Source data:
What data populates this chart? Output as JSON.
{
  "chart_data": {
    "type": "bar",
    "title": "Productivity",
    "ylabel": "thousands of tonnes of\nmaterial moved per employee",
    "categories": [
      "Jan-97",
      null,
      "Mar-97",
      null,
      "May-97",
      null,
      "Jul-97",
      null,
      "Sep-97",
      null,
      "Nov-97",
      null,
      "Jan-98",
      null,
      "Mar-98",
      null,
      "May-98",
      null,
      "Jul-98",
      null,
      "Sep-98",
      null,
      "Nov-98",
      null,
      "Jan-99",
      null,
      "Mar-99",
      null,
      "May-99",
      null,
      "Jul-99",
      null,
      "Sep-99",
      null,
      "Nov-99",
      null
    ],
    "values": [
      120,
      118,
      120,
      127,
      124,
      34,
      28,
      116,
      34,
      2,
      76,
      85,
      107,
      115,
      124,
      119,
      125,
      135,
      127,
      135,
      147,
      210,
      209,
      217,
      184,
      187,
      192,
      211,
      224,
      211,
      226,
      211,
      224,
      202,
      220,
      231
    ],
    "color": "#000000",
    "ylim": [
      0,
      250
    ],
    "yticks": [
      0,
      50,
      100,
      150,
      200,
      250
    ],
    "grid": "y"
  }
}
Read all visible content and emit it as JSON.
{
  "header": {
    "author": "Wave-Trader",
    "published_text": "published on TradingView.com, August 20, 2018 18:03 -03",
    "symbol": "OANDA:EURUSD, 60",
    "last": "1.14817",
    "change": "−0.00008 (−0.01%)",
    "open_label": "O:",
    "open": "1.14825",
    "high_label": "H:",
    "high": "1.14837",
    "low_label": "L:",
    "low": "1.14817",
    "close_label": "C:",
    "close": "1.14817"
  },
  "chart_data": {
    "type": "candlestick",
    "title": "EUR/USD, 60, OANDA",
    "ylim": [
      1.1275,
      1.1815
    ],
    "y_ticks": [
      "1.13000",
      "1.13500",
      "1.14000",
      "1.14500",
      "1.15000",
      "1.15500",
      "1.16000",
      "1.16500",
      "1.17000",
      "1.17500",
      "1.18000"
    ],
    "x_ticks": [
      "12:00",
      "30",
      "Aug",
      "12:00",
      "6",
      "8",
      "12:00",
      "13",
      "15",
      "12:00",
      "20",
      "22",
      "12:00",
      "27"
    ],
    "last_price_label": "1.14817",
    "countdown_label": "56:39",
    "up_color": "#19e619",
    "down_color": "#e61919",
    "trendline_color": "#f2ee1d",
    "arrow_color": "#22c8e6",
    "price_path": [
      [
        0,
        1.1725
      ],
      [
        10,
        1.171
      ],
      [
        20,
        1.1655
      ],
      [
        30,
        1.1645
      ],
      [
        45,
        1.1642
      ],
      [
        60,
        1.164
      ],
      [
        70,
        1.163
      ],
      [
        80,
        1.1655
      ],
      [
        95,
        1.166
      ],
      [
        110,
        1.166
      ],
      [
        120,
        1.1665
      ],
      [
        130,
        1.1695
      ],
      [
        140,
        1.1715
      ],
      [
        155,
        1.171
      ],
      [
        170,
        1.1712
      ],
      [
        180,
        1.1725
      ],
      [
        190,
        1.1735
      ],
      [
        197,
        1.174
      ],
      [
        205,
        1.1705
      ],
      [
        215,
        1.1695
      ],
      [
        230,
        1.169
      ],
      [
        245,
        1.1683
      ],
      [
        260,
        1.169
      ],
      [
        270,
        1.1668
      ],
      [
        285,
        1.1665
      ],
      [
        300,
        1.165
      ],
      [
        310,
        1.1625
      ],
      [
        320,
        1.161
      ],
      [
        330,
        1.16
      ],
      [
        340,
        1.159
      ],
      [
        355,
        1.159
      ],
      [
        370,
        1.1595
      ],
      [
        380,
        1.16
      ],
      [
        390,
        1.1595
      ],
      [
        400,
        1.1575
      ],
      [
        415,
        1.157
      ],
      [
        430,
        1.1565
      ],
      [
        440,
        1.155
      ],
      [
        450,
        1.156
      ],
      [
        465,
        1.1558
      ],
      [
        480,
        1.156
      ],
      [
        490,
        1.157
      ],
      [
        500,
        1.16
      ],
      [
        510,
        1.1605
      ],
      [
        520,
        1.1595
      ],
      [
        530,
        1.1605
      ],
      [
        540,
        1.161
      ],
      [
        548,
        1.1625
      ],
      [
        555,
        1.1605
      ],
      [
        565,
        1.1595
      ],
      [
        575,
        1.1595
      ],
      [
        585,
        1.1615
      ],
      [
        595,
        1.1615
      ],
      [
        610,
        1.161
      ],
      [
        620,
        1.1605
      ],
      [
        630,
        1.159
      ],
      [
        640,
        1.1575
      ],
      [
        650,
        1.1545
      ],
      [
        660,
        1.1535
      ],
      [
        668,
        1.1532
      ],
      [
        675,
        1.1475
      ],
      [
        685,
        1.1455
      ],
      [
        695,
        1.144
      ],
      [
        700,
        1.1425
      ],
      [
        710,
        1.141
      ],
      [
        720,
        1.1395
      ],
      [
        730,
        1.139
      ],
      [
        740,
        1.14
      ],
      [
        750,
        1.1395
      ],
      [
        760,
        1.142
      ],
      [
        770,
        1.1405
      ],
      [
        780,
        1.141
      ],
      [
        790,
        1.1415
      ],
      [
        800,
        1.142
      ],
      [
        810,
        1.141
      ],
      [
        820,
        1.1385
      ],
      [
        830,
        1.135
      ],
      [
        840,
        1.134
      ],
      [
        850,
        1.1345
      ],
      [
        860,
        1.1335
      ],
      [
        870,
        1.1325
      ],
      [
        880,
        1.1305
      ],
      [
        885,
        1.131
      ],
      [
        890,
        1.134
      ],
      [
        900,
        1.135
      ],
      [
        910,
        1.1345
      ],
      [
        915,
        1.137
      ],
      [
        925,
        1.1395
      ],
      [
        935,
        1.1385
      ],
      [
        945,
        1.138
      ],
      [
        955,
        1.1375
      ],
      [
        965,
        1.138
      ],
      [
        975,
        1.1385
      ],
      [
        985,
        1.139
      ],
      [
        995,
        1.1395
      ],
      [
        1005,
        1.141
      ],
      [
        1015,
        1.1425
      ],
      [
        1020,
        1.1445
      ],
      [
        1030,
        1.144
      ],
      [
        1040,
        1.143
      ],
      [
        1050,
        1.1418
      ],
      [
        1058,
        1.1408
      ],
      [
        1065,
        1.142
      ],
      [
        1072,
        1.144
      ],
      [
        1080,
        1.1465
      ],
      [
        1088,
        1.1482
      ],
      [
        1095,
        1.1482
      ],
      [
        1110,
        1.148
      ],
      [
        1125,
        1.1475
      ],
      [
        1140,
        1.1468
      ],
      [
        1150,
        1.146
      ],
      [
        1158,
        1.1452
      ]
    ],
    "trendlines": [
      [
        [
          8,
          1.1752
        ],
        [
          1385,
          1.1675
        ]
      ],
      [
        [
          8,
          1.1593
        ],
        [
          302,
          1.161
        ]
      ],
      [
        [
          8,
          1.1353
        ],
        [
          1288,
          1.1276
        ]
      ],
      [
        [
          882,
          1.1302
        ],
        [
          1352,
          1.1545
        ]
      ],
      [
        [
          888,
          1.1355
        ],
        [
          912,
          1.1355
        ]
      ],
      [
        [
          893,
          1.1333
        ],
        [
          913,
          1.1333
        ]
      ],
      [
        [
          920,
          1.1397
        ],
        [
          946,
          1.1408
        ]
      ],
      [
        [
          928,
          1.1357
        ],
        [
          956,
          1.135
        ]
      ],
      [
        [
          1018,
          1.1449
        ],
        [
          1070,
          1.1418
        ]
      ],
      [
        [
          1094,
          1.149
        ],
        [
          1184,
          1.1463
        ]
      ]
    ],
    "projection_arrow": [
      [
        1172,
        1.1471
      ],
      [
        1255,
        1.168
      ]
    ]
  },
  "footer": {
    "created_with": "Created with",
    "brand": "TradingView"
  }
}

Directions
Filter the records above for lines containing the word "TradingView", and copy those lines.

Solved problem
    "published_text": "published on TradingView.com, August 20, 2018 18:03 -03",
    "brand": "TradingView"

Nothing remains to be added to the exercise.